[THE EXERCISE]:
What follows are records. Restate all of them word for word.

-----

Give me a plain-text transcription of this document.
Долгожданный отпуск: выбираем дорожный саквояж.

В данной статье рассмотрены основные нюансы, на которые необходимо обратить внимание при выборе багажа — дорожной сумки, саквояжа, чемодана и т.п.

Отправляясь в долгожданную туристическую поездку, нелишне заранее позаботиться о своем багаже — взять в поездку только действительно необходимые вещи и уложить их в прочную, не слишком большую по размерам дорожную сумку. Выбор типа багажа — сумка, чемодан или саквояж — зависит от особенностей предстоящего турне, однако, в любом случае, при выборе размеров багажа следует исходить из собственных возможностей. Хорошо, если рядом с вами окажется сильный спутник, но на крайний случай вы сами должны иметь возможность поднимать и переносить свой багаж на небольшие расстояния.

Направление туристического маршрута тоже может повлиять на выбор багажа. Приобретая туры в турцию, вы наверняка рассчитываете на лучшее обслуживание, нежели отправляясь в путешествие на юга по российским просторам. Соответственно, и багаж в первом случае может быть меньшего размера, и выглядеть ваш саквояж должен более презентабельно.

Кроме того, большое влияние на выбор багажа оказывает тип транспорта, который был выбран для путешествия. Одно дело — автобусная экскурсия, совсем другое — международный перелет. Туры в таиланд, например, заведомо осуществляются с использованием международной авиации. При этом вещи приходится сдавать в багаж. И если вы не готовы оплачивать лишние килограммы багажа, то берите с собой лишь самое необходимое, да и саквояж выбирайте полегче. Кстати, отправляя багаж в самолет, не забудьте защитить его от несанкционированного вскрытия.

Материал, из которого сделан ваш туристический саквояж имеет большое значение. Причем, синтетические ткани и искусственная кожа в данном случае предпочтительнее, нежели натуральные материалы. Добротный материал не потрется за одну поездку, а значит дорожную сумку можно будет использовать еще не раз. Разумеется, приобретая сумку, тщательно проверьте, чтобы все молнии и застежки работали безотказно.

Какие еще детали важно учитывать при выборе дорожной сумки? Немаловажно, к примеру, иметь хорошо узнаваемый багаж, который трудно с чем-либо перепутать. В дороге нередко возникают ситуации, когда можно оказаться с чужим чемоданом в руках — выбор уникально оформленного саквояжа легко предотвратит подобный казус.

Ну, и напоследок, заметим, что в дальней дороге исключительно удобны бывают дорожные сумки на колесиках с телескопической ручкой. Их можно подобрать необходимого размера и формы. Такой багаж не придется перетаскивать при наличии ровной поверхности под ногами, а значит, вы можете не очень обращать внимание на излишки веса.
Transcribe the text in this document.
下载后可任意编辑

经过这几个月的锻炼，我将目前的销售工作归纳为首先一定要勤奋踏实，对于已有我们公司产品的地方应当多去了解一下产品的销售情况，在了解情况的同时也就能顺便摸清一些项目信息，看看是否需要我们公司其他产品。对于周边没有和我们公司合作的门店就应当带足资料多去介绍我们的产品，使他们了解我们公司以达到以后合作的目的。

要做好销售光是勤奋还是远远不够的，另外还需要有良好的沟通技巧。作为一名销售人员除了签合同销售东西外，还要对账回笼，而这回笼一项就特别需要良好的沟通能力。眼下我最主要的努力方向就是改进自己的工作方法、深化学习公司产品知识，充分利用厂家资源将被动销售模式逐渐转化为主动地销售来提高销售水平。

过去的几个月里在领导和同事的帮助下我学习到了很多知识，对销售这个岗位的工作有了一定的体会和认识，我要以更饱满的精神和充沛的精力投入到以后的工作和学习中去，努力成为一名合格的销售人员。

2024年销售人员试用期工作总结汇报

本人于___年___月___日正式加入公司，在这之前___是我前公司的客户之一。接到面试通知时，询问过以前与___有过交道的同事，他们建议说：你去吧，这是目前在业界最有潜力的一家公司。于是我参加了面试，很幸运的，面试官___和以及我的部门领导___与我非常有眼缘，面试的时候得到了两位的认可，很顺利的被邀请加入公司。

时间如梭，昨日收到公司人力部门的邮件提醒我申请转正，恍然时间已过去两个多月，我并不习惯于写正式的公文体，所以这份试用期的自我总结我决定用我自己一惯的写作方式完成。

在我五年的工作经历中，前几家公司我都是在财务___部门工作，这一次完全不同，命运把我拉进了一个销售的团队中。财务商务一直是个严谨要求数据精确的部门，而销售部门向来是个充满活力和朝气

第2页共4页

-----

[OUTPUT BELOW]:
Give me a plain-text transcription of this document.
Долгожданный отпуск: выбираем дорожный саквояж.

В данной статье рассмотрены основные нюансы, на которые необходимо обратить внимание при выборе багажа — дорожной сумки, саквояжа, чемодана и т.п.

Отправляясь в долгожданную туристическую поездку, нелишне заранее позаботиться о своем багаже — взять в поездку только действительно необходимые вещи и уложить их в прочную, не слишком большую по размерам дорожную сумку. Выбор типа багажа — сумка, чемодан или саквояж — зависит от особенностей предстоящего турне, однако, в любом случае, при выборе размеров багажа следует исходить из собственных возможностей. Хорошо, если рядом с вами окажется сильный спутник, но на крайний случай вы сами должны иметь возможность поднимать и переносить свой багаж на небольшие расстояния.

Направление туристического маршрута тоже может повлиять на выбор багажа. Приобретая туры в турцию, вы наверняка рассчитываете на лучшее обслуживание, нежели отправляясь в путешествие на юга по российским просторам. Соответственно, и багаж в первом случае может быть меньшего размера, и выглядеть ваш саквояж должен более презентабельно.

Кроме того, большое влияние на выбор багажа оказывает тип транспорта, который был выбран для путешествия. Одно дело — автобусная экскурсия, совсем другое — международный перелет. Туры в таиланд, например, заведомо осуществляются с использованием международной авиации. При этом вещи приходится сдавать в багаж. И если вы не готовы оплачивать лишние килограммы багажа, то берите с собой лишь самое необходимое, да и саквояж выбирайте полегче. Кстати, отправляя багаж в самолет, не забудьте защитить его от несанкционированного вскрытия.

Материал, из которого сделан ваш туристический саквояж имеет большое значение. Причем, синтетические ткани и искусственная кожа в данном случае предпочтительнее, нежели натуральные материалы. Добротный материал не потрется за одну поездку, а значит дорожную сумку можно будет использовать еще не раз. Разумеется, приобретая сумку, тщательно проверьте, чтобы все молнии и застежки работали безотказно.

Какие еще детали важно учитывать при выборе дорожной сумки? Немаловажно, к примеру, иметь хорошо узнаваемый багаж, который трудно с чем-либо перепутать. В дороге нередко возникают ситуации, когда можно оказаться с чужим чемоданом в руках — выбор уникально оформленного саквояжа легко предотвратит подобный казус.

Ну, и напоследок, заметим, что в дальней дороге исключительно удобны бывают дорожные сумки на колесиках с телескопической ручкой. Их можно подобрать необходимого размера и формы. Такой багаж не придется перетаскивать при наличии ровной поверхности под ногами, а значит, вы можете не очень обращать внимание на излишки веса.
Transcribe the text in this document.
下载后可任意编辑

经过这几个月的锻炼，我将目前的销售工作归纳为首先一定要勤奋踏实，对于已有我们公司产品的地方应当多去了解一下产品的销售情况，在了解情况的同时也就能顺便摸清一些项目信息，看看是否需要我们公司其他产品。对于周边没有和我们公司合作的门店就应当带足资料多去介绍我们的产品，使他们了解我们公司以达到以后合作的目的。

要做好销售光是勤奋还是远远不够的，另外还需要有良好的沟通技巧。作为一名销售人员除了签合同销售东西外，还要对账回笼，而这回笼一项就特别需要良好的沟通能力。眼下我最主要的努力方向就是改进自己的工作方法、深化学习公司产品知识，充分利用厂家资源将被动销售模式逐渐转化为主动地销售来提高销售水平。

过去的几个月里在领导和同事的帮助下我学习到了很多知识，对销售这个岗位的工作有了一定的体会和认识，我要以更饱满的精神和充沛的精力投入到以后的工作和学习中去，努力成为一名合格的销售人员。

2024年销售人员试用期工作总结汇报

本人于___年___月___日正式加入公司，在这之前___是我前公司的客户之一。接到面试通知时，询问过以前与___有过交道的同事，他们建议说：你去吧，这是目前在业界最有潜力的一家公司。于是我参加了面试，很幸运的，面试官___和以及我的部门领导___与我非常有眼缘，面试的时候得到了两位的认可，很顺利的被邀请加入公司。

时间如梭，昨日收到公司人力部门的邮件提醒我申请转正，恍然时间已过去两个多月，我并不习惯于写正式的公文体，所以这份试用期的自我总结我决定用我自己一惯的写作方式完成。

在我五年的工作经历中，前几家公司我都是在财务___部门工作，这一次完全不同，命运把我拉进了一个销售的团队中。财务商务一直是个严谨要求数据精确的部门，而销售部门向来是个充满活力和朝气

第2页共4页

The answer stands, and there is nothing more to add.